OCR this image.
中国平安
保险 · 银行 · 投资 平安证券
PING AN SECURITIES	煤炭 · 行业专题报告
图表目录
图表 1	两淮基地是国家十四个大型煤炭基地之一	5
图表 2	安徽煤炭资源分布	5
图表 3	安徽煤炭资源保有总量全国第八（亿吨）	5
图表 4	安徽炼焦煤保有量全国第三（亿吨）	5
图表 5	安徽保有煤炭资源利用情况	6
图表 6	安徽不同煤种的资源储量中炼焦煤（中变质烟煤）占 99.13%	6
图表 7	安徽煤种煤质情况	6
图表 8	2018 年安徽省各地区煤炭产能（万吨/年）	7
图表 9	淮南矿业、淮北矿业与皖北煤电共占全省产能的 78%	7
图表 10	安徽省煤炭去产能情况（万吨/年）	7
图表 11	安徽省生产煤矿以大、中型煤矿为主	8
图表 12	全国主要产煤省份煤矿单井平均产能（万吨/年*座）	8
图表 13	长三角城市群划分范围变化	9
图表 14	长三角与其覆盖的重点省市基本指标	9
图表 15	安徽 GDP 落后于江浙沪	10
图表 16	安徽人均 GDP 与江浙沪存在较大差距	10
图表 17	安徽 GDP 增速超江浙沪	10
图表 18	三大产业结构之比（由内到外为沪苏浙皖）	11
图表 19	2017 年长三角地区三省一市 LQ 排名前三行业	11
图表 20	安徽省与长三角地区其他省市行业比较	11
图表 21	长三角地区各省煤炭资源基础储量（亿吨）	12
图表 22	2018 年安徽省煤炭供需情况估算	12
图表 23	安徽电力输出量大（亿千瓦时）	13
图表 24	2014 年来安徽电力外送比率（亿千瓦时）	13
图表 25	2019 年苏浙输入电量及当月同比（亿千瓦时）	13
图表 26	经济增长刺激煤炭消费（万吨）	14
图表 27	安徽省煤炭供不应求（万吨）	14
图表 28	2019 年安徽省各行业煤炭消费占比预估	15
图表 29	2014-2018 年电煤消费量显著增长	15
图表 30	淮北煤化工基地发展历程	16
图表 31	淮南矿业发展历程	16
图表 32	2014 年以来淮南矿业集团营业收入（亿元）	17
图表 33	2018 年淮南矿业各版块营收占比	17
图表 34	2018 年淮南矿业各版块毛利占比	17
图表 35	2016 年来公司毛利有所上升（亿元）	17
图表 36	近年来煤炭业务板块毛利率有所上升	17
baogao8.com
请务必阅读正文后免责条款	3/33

::::::

§ Exercise goal:
Print every line of the records exactly. Omit nothing.

§ Answer to this task:
OCR this image.
中国平安
保险 · 银行 · 投资 平安证券
PING AN SECURITIES	煤炭 · 行业专题报告
图表目录
图表 1	两淮基地是国家十四个大型煤炭基地之一	5
图表 2	安徽煤炭资源分布	5
图表 3	安徽煤炭资源保有总量全国第八（亿吨）	5
图表 4	安徽炼焦煤保有量全国第三（亿吨）	5
图表 5	安徽保有煤炭资源利用情况	6
图表 6	安徽不同煤种的资源储量中炼焦煤（中变质烟煤）占 99.13%	6
图表 7	安徽煤种煤质情况	6
图表 8	2018 年安徽省各地区煤炭产能（万吨/年）	7
图表 9	淮南矿业、淮北矿业与皖北煤电共占全省产能的 78%	7
图表 10	安徽省煤炭去产能情况（万吨/年）	7
图表 11	安徽省生产煤矿以大、中型煤矿为主	8
图表 12	全国主要产煤省份煤矿单井平均产能（万吨/年*座）	8
图表 13	长三角城市群划分范围变化	9
图表 14	长三角与其覆盖的重点省市基本指标	9
图表 15	安徽 GDP 落后于江浙沪	10
图表 16	安徽人均 GDP 与江浙沪存在较大差距	10
图表 17	安徽 GDP 增速超江浙沪	10
图表 18	三大产业结构之比（由内到外为沪苏浙皖）	11
图表 19	2017 年长三角地区三省一市 LQ 排名前三行业	11
图表 20	安徽省与长三角地区其他省市行业比较	11
图表 21	长三角地区各省煤炭资源基础储量（亿吨）	12
图表 22	2018 年安徽省煤炭供需情况估算	12
图表 23	安徽电力输出量大（亿千瓦时）	13
图表 24	2014 年来安徽电力外送比率（亿千瓦时）	13
图表 25	2019 年苏浙输入电量及当月同比（亿千瓦时）	13
图表 26	经济增长刺激煤炭消费（万吨）	14
图表 27	安徽省煤炭供不应求（万吨）	14
图表 28	2019 年安徽省各行业煤炭消费占比预估	15
图表 29	2014-2018 年电煤消费量显著增长	15
图表 30	淮北煤化工基地发展历程	16
图表 31	淮南矿业发展历程	16
图表 32	2014 年以来淮南矿业集团营业收入（亿元）	17
图表 33	2018 年淮南矿业各版块营收占比	17
图表 34	2018 年淮南矿业各版块毛利占比	17
图表 35	2016 年来公司毛利有所上升（亿元）	17
图表 36	近年来煤炭业务板块毛利率有所上升	17
baogao8.com
请务必阅读正文后免责条款	3/33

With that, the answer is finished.